___ Information provided ___
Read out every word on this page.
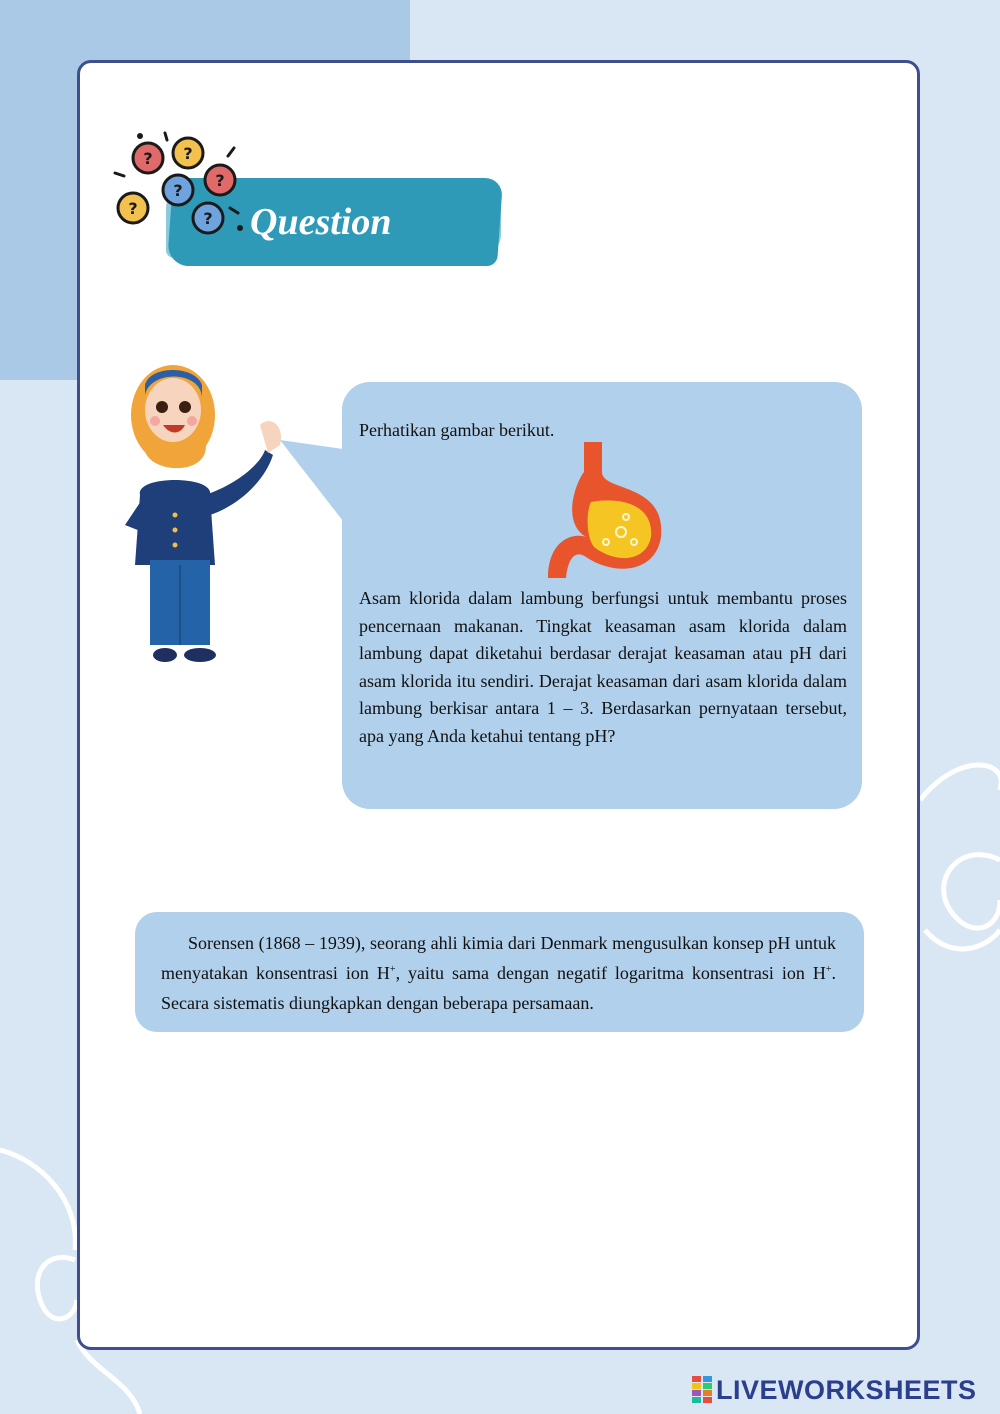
? ?
?
?
?
? Question
Perhatikan gambar berikut.
Asam klorida dalam lambung berfungsi untuk membantu proses pencernaan makanan. Tingkat keasaman asam klorida dalam lambung dapat diketahui berdasar derajat keasaman atau pH dari asam klorida itu sendiri. Derajat keasaman dari asam klorida dalam lambung berkisar antara 1 – 3. Berdasarkan pernyataan tersebut, apa yang Anda ketahui tentang pH?

Sorensen (1868 – 1939), seorang ahli kimia dari Denmark mengusulkan konsep pH untuk menyatakan konsentrasi ion H+, yaitu sama dengan negatif logaritma konsentrasi ion H+. Secara sistematis diungkapkan dengan beberapa persamaan.

LIVEWORKSHEETS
___
## Directions
Reproduce the full listing above verbatim, with no pictures included.

## Task result
Read out every word on this page.
? ?
?
?
?
? Question
Perhatikan gambar berikut.
Asam klorida dalam lambung berfungsi untuk membantu proses pencernaan makanan. Tingkat keasaman asam klorida dalam lambung dapat diketahui berdasar derajat keasaman atau pH dari asam klorida itu sendiri. Derajat keasaman dari asam klorida dalam lambung berkisar antara 1 – 3. Berdasarkan pernyataan tersebut, apa yang Anda ketahui tentang pH?

Sorensen (1868 – 1939), seorang ahli kimia dari Denmark mengusulkan konsep pH untuk menyatakan konsentrasi ion H+, yaitu sama dengan negatif logaritma konsentrasi ion H+. Secara sistematis diungkapkan dengan beberapa persamaan.

LIVEWORKSHEETS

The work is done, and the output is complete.